"""

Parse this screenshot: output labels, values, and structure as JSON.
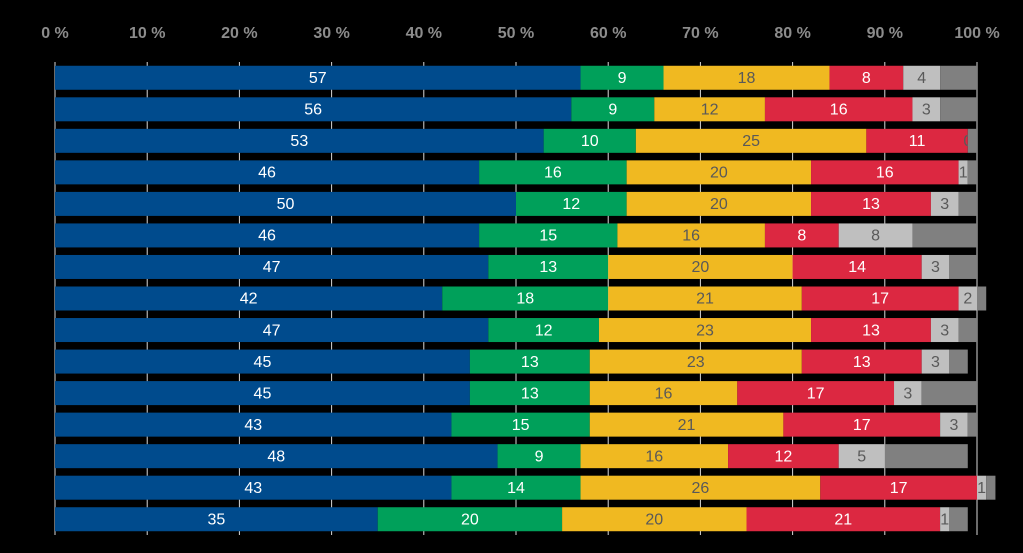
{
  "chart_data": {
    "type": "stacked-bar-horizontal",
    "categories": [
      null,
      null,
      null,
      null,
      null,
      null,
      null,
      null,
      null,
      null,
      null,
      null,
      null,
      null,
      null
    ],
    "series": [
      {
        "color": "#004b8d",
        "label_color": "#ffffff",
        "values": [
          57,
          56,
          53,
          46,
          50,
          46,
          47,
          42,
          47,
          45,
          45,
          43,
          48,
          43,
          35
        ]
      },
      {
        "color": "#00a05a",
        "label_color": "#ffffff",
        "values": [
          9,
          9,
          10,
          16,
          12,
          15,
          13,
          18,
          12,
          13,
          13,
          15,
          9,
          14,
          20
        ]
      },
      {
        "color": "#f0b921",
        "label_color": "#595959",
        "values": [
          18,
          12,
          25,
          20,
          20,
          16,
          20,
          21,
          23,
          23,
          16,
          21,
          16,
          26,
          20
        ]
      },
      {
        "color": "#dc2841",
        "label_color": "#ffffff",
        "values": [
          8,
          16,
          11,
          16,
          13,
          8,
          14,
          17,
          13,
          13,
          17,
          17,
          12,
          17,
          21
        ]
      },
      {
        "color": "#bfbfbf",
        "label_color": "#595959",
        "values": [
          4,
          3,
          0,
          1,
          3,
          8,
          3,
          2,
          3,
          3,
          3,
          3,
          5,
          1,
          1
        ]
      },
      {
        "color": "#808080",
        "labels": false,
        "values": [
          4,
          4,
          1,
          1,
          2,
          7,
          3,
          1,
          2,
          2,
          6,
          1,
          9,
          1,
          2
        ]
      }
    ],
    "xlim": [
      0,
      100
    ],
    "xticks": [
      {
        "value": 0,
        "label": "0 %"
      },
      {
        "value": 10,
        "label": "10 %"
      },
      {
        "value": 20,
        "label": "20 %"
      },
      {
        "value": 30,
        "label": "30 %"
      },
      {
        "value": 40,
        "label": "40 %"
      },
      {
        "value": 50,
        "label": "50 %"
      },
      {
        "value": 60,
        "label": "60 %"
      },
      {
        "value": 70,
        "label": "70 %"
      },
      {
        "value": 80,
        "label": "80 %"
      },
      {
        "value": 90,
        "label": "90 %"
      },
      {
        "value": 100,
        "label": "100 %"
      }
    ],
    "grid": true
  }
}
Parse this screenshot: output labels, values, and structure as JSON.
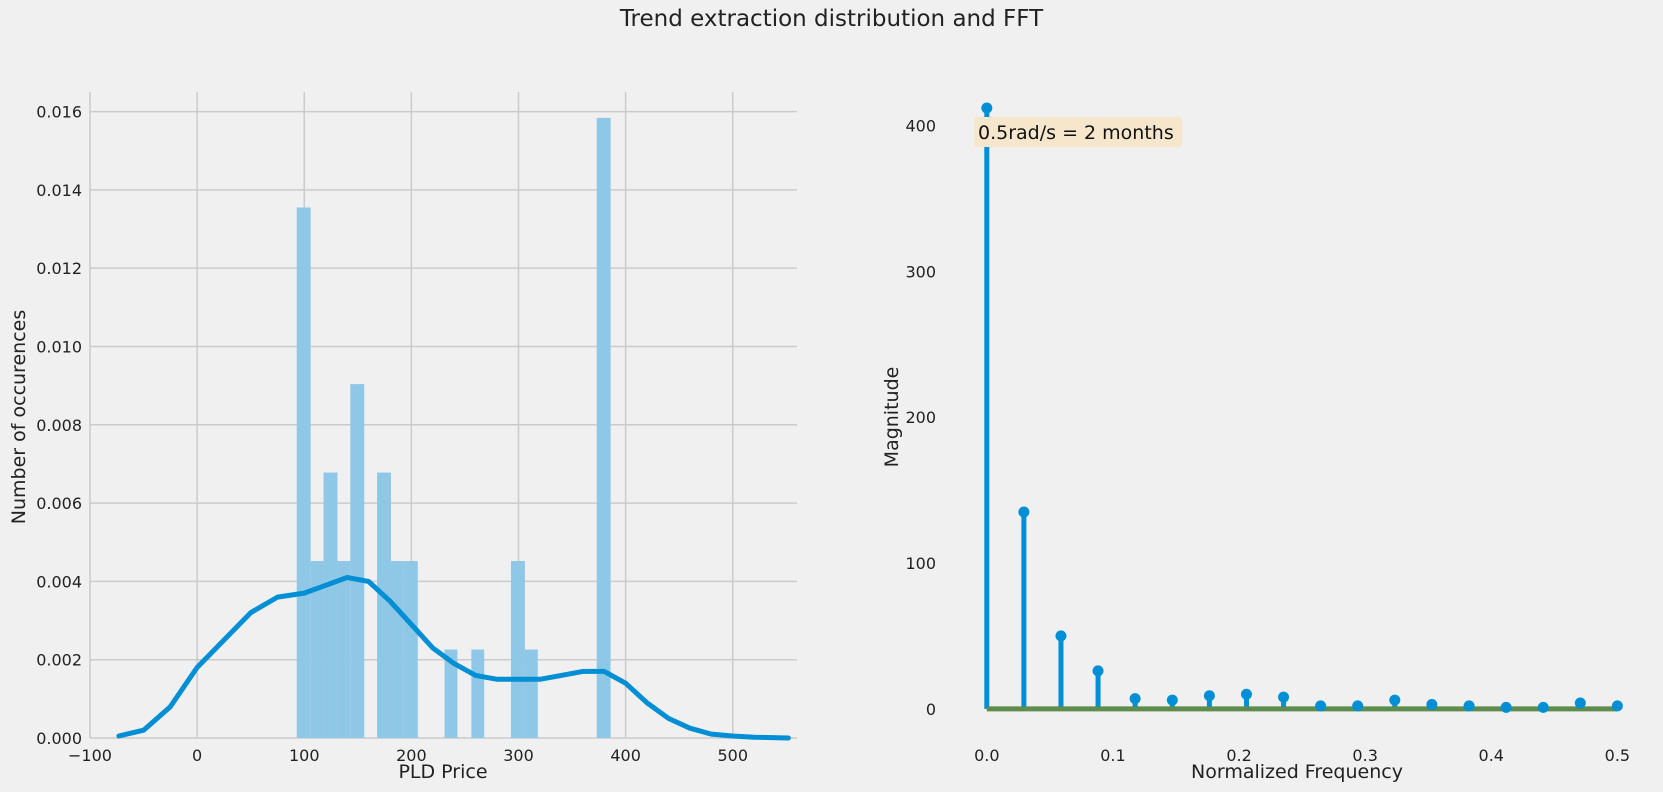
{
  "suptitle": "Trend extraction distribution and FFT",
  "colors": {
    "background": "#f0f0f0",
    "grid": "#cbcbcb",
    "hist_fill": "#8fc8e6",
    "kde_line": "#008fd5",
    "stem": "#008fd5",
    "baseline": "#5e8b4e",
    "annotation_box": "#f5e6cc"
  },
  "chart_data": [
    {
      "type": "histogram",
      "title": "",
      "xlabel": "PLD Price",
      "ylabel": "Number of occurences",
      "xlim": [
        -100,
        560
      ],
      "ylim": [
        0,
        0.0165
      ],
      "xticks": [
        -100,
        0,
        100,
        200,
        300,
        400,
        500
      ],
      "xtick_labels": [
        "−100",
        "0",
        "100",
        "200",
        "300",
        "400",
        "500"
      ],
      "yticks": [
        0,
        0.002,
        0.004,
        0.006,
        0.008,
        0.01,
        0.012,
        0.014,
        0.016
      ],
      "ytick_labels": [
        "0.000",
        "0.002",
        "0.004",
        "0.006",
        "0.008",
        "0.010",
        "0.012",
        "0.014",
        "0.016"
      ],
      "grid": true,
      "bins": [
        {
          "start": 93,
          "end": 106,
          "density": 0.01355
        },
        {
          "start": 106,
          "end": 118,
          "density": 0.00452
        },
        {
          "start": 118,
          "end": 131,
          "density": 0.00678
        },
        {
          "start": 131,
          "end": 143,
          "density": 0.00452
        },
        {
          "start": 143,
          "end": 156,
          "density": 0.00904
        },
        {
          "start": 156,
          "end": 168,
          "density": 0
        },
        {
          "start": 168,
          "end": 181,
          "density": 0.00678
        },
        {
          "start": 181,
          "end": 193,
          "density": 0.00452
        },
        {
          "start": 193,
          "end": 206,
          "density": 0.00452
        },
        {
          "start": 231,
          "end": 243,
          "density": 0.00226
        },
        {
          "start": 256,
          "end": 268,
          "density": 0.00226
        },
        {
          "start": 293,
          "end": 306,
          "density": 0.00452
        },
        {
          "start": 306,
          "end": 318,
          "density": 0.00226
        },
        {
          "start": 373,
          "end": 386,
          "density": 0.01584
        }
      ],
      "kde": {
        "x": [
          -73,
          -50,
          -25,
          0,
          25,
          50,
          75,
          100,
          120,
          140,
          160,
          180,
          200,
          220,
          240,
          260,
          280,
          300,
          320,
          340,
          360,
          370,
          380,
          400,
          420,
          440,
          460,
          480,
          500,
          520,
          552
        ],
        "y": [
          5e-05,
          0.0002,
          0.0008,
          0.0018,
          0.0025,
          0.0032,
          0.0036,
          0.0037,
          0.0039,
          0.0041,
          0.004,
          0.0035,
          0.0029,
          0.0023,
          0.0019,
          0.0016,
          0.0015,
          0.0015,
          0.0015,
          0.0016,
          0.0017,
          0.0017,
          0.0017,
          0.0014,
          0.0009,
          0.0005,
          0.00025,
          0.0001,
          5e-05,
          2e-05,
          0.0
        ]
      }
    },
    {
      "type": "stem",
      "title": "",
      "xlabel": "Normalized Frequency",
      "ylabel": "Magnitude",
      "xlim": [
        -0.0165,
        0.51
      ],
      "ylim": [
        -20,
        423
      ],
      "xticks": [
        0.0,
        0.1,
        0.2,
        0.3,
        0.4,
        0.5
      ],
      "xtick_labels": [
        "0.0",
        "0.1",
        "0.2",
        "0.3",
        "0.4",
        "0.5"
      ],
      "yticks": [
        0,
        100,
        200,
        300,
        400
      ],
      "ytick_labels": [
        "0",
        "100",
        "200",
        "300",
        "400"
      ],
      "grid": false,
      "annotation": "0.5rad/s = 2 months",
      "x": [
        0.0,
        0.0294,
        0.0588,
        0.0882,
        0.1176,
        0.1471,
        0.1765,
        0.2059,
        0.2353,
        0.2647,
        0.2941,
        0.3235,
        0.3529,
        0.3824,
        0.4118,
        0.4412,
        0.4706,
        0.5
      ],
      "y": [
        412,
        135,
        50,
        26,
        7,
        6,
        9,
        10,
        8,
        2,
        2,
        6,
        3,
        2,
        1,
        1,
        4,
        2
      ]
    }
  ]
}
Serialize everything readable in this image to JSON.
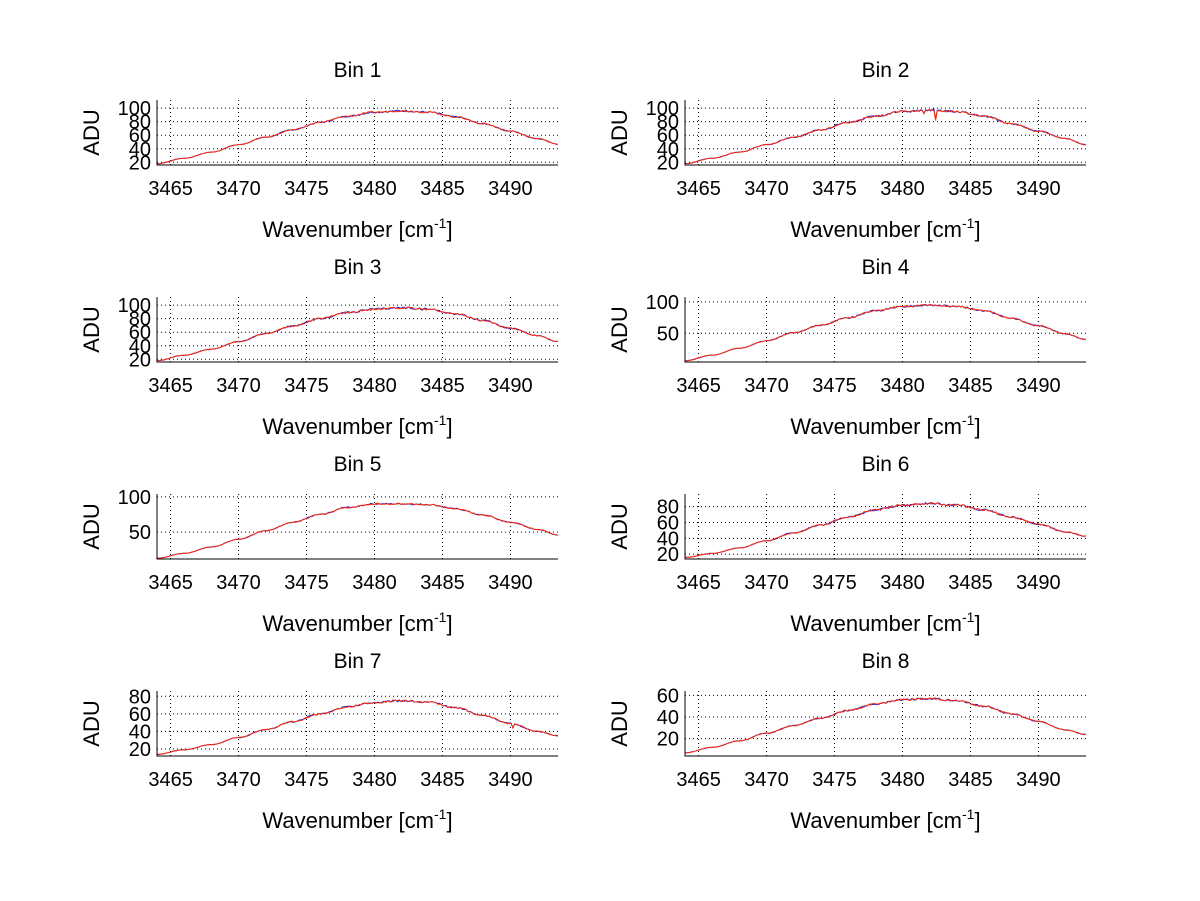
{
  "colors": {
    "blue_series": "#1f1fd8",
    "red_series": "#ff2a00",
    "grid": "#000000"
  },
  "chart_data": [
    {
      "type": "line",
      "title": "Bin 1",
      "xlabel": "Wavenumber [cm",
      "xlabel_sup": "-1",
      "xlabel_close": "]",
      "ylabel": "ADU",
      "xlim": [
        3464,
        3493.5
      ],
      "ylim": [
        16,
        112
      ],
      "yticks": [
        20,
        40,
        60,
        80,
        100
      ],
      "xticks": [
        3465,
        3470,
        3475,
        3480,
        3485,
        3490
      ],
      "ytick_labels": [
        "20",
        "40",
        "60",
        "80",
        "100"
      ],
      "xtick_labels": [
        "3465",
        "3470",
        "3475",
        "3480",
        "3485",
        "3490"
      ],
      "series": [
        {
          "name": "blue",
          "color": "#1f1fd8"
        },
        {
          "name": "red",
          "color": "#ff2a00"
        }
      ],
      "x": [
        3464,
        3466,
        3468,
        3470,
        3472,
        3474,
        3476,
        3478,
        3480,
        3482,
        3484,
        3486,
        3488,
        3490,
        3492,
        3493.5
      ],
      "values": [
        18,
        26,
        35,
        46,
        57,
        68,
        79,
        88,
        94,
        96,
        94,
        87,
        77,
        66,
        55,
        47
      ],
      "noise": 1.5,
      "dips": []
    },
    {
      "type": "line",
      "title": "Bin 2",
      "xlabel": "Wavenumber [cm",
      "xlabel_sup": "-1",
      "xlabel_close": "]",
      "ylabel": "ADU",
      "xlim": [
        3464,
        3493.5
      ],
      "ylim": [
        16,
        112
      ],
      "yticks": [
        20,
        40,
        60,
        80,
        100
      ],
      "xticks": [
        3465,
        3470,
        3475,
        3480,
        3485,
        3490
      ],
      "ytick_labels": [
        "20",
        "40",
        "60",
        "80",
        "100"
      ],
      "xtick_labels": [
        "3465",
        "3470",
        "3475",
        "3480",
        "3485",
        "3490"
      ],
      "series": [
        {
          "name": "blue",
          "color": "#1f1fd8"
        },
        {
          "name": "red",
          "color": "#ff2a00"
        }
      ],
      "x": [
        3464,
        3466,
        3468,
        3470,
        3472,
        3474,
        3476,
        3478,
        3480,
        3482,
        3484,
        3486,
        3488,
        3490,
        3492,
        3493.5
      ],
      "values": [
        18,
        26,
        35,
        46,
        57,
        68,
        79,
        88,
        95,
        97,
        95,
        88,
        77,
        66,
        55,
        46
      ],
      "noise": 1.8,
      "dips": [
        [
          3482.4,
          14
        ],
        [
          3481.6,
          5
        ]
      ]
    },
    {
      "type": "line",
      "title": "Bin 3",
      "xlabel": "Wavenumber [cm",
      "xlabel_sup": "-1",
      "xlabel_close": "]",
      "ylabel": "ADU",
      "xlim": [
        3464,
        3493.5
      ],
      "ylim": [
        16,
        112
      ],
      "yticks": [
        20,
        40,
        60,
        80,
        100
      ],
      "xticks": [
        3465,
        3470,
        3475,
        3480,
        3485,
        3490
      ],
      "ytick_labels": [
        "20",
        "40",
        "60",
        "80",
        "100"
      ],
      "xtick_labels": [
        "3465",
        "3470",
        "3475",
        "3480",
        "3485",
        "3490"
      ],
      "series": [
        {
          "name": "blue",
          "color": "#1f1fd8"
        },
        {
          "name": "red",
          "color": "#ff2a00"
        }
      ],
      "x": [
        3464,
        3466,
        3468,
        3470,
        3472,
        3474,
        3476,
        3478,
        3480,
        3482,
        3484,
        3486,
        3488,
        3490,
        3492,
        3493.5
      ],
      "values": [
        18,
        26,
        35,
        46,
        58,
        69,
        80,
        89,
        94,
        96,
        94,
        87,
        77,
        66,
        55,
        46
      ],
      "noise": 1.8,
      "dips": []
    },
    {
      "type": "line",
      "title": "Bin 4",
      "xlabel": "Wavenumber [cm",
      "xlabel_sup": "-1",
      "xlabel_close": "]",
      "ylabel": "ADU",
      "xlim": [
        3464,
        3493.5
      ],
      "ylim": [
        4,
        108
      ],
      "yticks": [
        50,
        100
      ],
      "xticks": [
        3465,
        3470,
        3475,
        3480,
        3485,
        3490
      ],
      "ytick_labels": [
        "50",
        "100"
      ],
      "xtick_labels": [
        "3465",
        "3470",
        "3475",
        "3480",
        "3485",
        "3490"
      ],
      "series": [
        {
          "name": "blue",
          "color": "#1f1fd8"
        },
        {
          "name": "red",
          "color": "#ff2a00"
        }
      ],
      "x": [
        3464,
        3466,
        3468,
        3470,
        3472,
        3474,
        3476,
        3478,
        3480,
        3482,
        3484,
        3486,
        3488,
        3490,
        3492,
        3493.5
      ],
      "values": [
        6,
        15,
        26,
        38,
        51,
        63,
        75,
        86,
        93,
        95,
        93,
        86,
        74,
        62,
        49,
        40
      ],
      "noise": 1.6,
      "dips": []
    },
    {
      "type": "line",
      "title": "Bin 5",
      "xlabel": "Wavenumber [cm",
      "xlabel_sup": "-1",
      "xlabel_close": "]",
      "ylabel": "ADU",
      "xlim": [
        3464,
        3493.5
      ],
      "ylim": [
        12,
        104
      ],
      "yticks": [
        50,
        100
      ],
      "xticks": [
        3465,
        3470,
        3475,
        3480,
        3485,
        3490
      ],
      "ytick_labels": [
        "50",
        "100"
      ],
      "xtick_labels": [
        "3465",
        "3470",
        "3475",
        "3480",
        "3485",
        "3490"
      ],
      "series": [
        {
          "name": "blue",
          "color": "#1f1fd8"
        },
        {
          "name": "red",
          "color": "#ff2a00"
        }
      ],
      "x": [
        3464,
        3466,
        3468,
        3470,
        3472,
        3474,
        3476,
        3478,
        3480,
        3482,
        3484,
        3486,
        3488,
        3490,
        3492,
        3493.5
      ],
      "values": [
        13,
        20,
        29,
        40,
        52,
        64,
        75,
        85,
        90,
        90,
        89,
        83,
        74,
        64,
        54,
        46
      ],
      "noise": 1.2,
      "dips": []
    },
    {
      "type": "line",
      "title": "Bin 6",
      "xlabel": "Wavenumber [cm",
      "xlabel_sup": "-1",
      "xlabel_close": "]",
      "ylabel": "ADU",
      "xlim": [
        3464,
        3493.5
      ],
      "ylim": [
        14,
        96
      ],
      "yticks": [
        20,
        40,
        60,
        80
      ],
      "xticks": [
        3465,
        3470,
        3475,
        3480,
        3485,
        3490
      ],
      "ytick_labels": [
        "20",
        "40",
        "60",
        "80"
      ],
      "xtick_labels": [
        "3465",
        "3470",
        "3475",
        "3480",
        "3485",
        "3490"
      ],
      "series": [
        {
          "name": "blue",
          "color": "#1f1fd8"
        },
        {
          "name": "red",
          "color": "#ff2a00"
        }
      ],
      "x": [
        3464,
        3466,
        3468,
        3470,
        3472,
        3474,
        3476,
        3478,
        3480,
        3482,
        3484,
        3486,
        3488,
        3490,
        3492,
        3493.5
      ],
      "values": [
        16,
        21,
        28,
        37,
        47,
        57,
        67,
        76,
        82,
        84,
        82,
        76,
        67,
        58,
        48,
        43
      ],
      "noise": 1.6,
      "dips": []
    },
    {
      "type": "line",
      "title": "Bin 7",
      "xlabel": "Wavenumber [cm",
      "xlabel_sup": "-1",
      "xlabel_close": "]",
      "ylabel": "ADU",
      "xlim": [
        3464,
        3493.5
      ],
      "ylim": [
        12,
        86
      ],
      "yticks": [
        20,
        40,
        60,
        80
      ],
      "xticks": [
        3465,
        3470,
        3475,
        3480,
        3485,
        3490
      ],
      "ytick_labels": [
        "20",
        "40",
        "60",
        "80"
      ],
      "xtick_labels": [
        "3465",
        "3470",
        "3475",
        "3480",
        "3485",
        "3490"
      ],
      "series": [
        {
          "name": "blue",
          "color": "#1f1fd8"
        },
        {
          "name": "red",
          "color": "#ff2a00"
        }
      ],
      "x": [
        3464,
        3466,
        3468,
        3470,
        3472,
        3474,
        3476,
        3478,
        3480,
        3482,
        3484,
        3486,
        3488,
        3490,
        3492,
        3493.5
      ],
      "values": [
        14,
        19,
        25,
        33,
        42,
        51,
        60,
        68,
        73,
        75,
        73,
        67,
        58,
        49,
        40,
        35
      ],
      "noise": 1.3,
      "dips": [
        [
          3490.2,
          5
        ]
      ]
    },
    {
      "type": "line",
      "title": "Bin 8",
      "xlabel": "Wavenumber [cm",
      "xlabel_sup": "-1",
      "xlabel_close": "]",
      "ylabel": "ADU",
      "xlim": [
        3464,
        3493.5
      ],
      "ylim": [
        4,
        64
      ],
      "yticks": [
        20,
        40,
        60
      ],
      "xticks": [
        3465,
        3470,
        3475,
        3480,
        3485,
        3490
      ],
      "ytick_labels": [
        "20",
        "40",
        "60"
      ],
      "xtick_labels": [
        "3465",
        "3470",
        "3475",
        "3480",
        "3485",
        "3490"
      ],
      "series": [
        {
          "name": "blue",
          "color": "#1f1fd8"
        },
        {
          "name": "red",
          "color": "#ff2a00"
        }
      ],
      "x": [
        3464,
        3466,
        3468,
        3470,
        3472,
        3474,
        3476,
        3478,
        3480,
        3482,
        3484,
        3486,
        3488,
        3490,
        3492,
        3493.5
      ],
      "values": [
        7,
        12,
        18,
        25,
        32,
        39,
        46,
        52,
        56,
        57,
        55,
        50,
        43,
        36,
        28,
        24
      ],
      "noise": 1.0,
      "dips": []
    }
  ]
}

"""

TO BE DONE ▸ Wherever a line in the data above holds "grid", copy that line.

FINAL ANSWER ▸
    "grid": true
    "grid": "#cbcbcb",
      "grid": true,
      "grid": false,
    "grid": "#000000"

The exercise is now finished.